▶ [GIVEN TASK]: Locate the string "this" throughout the material and copy every line in which it occurs.

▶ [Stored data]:
━━━━━━━━━━━━━━━━━━━━

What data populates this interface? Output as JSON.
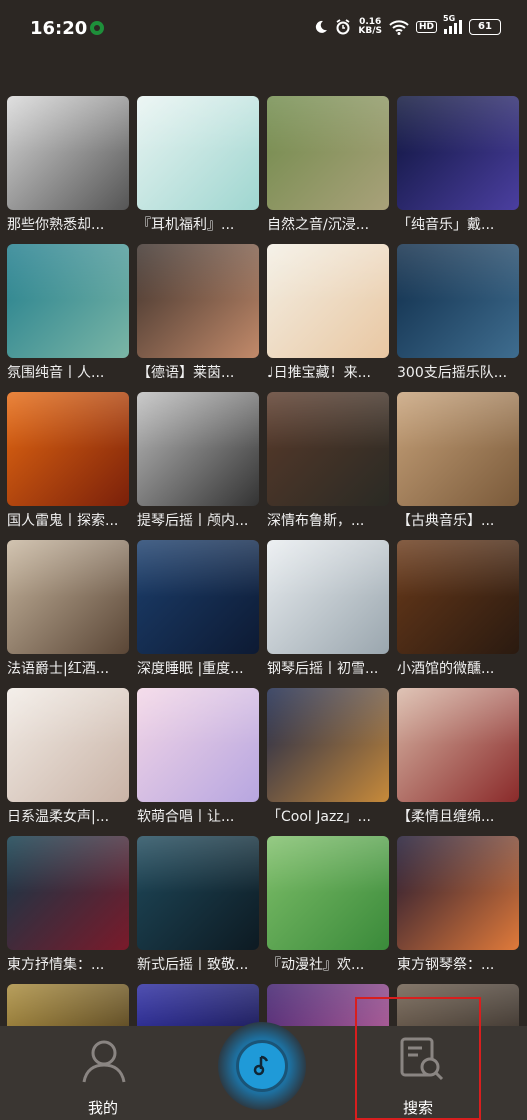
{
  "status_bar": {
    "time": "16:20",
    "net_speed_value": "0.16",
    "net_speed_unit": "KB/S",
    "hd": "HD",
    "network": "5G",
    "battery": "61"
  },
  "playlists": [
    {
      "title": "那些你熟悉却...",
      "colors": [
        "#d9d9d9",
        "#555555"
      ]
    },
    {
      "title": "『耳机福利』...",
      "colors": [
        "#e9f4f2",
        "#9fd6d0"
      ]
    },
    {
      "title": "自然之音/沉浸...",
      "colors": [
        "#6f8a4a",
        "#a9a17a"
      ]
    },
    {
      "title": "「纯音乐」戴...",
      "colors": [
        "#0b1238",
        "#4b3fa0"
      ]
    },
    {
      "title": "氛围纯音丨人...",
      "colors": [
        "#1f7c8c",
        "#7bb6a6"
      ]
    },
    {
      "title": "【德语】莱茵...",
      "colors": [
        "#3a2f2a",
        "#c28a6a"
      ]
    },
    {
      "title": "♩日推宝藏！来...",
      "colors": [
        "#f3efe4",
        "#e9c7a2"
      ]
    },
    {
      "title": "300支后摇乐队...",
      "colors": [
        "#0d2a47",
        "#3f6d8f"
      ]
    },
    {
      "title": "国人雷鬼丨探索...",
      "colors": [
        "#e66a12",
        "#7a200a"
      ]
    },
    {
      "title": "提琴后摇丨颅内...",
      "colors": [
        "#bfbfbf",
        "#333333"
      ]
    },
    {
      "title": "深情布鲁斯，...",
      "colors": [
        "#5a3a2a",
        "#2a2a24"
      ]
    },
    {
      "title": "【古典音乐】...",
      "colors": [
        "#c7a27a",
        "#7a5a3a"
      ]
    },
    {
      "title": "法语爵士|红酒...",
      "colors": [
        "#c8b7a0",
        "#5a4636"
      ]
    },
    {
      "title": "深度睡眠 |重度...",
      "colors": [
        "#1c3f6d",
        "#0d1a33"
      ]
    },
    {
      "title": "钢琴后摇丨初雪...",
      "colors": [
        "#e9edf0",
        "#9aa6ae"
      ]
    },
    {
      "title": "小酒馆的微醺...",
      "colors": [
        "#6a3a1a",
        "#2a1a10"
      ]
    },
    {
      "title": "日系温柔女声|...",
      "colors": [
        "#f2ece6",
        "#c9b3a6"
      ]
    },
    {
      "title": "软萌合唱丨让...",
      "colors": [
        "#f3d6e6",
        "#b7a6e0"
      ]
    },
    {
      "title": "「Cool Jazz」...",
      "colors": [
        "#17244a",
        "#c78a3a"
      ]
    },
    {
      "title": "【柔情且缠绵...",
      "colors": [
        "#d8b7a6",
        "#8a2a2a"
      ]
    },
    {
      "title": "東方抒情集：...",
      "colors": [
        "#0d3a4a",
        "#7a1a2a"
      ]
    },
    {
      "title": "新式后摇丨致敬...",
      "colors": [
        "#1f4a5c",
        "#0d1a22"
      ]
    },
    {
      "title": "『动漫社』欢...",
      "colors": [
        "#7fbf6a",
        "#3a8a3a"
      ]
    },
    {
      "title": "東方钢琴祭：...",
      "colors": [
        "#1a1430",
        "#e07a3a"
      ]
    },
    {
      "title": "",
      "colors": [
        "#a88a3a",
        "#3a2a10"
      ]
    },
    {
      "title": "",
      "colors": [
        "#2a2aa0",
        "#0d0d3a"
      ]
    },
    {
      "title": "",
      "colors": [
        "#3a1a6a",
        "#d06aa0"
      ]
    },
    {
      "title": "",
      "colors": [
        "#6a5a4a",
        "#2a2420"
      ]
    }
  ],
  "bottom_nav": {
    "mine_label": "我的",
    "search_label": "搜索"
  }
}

━━━━━━━━━━━━━━━━━━━━

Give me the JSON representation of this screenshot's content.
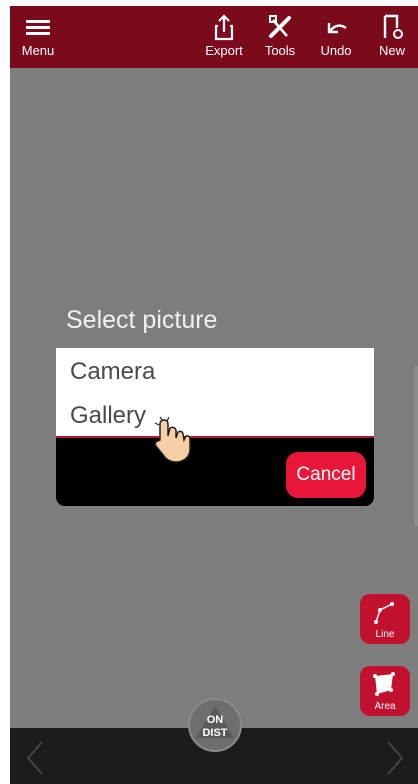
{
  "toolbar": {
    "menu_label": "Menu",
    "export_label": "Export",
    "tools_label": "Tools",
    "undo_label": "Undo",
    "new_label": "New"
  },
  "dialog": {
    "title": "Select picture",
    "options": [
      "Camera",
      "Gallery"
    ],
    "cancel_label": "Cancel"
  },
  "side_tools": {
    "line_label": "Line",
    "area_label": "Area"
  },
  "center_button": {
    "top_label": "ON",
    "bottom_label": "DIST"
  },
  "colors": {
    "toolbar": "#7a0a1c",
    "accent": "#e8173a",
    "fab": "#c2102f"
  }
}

━━━━━━━━━━━━━━━━━━━━

▶ [WRITTEN SOLUTION]:
What data populates this interface? Output as JSON.
Give me the JSON representation of this screenshot's content.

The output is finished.